▸ Problem description
The records that follow are to be transcribed in full, without their images.

▸ Given data

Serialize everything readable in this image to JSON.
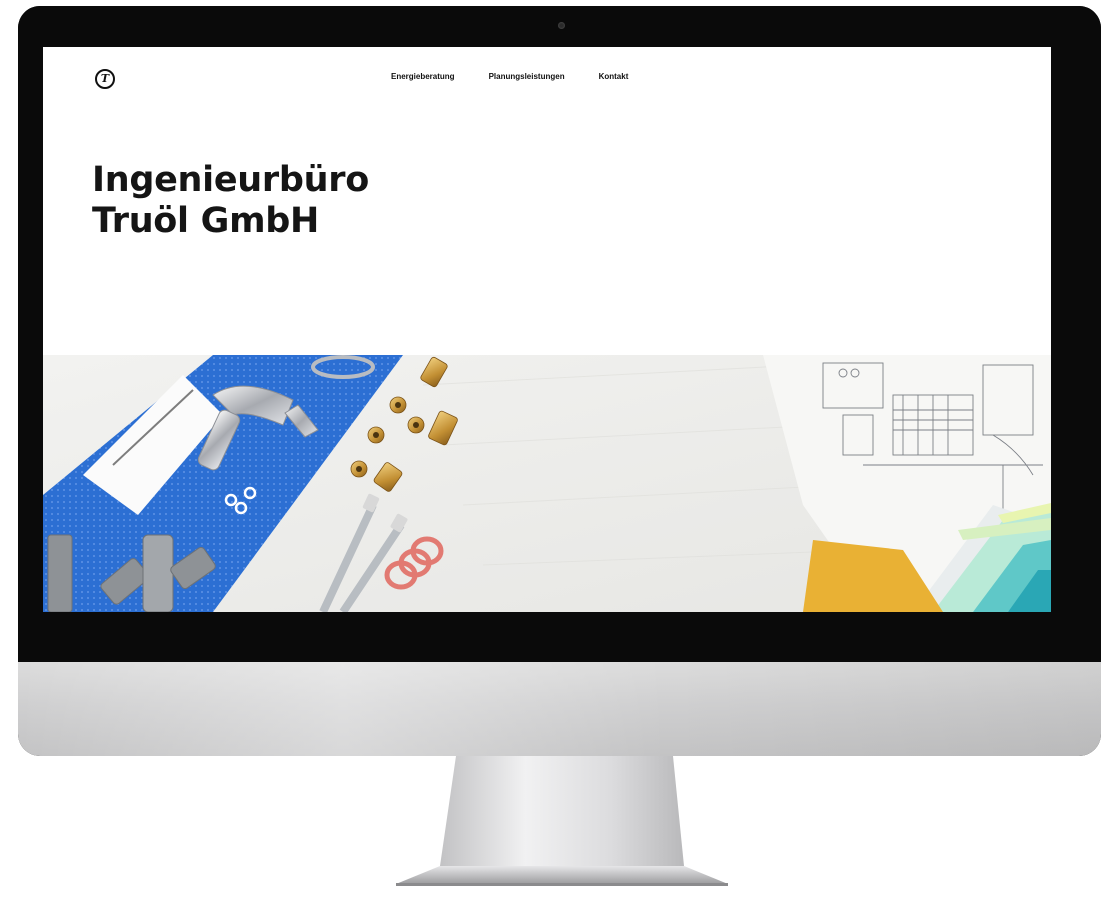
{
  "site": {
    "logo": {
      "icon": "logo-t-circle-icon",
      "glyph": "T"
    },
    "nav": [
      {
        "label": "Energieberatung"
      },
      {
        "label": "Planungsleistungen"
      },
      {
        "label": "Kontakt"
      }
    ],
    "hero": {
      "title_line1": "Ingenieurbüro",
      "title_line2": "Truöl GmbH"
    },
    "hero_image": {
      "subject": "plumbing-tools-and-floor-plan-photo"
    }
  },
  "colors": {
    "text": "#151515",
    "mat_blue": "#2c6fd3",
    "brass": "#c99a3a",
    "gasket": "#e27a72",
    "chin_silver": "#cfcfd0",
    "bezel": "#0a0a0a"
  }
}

▸ Correct answer
Serialize everything readable in this image to JSON.
{
  "site": {
    "logo": {
      "icon": "logo-t-circle-icon",
      "glyph": "T"
    },
    "nav": [
      {
        "label": "Energieberatung"
      },
      {
        "label": "Planungsleistungen"
      },
      {
        "label": "Kontakt"
      }
    ],
    "hero": {
      "title_line1": "Ingenieurbüro",
      "title_line2": "Truöl GmbH"
    },
    "hero_image": {
      "subject": "plumbing-tools-and-floor-plan-photo"
    }
  },
  "colors": {
    "text": "#151515",
    "mat_blue": "#2c6fd3",
    "brass": "#c99a3a",
    "gasket": "#e27a72",
    "chin_silver": "#cfcfd0",
    "bezel": "#0a0a0a"
  }
}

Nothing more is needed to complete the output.